## Task goal
Retype, exactly as written, every line from the one containing "Serialize everything readable" through the last line of the records below, both included; skip the pictures.

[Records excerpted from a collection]
>> Start
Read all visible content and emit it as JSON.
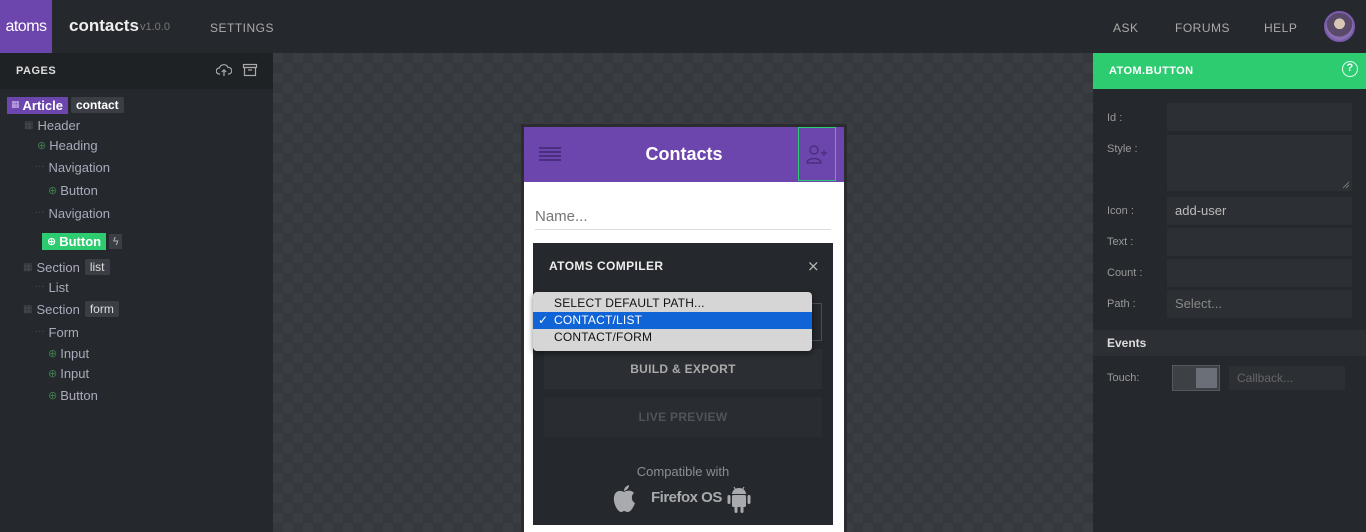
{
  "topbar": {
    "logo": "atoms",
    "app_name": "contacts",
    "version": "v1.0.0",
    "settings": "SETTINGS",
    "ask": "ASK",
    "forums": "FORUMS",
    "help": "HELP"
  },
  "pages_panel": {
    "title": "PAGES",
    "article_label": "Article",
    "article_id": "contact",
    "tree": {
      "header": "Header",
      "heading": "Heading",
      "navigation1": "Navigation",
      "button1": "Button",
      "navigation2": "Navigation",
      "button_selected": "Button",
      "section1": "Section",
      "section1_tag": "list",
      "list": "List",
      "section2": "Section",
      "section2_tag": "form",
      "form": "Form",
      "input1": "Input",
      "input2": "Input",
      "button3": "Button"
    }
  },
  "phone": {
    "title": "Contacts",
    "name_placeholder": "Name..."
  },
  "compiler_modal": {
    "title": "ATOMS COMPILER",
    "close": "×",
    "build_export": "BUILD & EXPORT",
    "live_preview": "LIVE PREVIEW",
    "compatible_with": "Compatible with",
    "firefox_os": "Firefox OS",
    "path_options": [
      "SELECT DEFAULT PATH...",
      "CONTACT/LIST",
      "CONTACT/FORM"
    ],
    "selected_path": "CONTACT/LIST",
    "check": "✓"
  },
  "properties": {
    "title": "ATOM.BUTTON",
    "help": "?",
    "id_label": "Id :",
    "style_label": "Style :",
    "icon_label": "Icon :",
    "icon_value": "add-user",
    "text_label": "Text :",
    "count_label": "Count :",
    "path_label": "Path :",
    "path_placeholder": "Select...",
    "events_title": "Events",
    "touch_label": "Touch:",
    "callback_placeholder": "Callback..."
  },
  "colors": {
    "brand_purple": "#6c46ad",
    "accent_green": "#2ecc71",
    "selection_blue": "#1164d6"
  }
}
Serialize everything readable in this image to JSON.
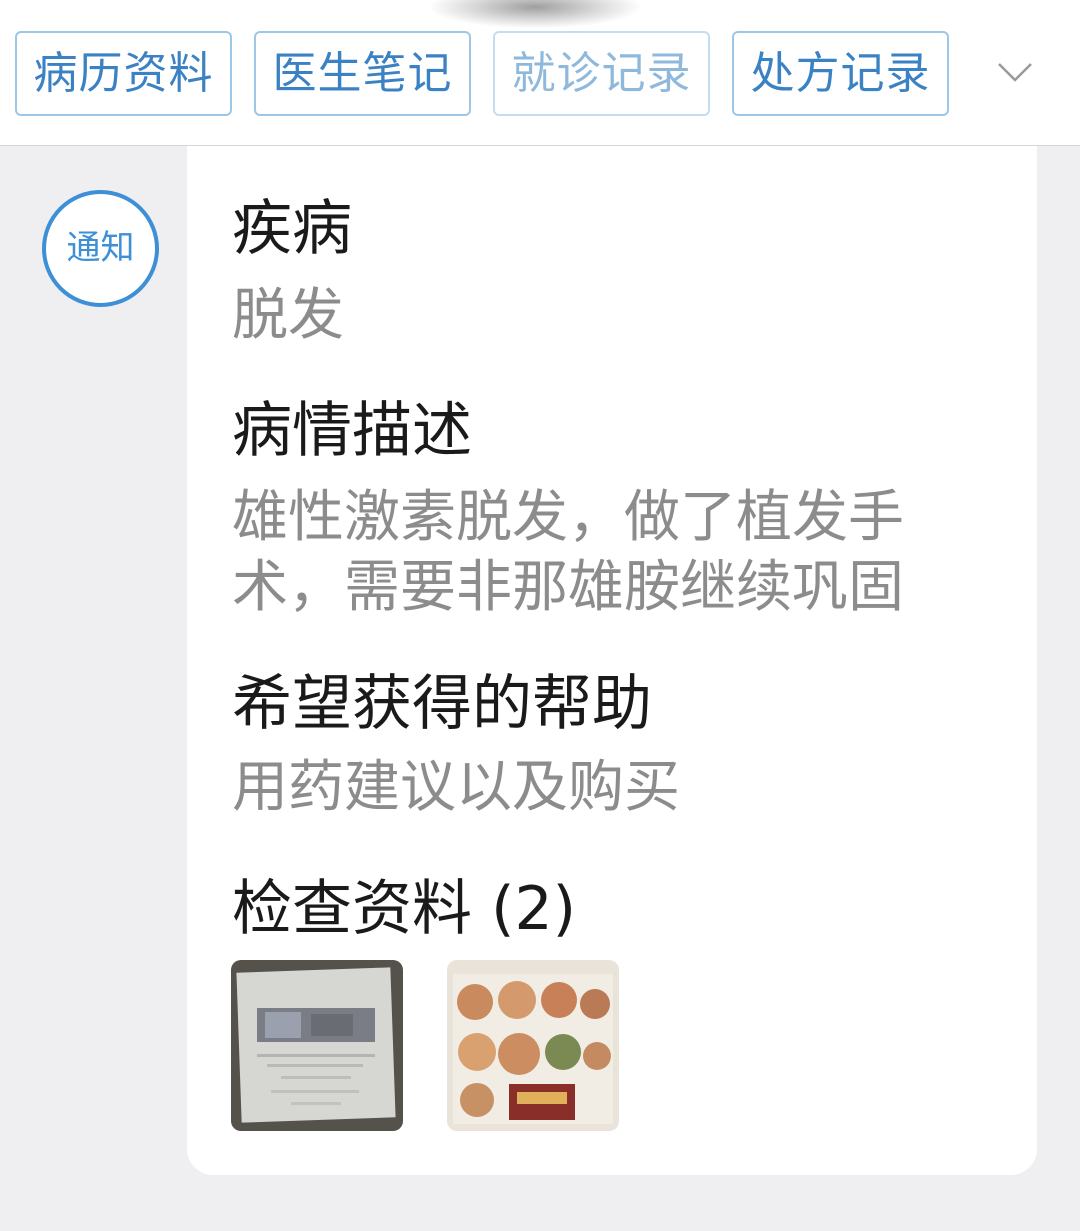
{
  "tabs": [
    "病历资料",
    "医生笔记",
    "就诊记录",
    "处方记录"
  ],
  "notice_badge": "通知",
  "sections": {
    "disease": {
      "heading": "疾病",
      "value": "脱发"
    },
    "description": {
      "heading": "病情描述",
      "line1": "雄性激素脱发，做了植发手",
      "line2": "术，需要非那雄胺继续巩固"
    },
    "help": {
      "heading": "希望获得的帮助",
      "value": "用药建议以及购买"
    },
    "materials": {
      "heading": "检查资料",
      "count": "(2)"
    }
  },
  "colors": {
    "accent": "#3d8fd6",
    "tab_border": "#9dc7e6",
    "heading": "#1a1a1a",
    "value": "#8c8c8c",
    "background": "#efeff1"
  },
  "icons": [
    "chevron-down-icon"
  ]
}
>> End
## Solution below
Serialize everything readable in this image to JSON.
{
  "tabs": [
    "病历资料",
    "医生笔记",
    "就诊记录",
    "处方记录"
  ],
  "notice_badge": "通知",
  "sections": {
    "disease": {
      "heading": "疾病",
      "value": "脱发"
    },
    "description": {
      "heading": "病情描述",
      "line1": "雄性激素脱发，做了植发手",
      "line2": "术，需要非那雄胺继续巩固"
    },
    "help": {
      "heading": "希望获得的帮助",
      "value": "用药建议以及购买"
    },
    "materials": {
      "heading": "检查资料",
      "count": "(2)"
    }
  },
  "colors": {
    "accent": "#3d8fd6",
    "tab_border": "#9dc7e6",
    "heading": "#1a1a1a",
    "value": "#8c8c8c",
    "background": "#efeff1"
  },
  "icons": [
    "chevron-down-icon"
  ]
}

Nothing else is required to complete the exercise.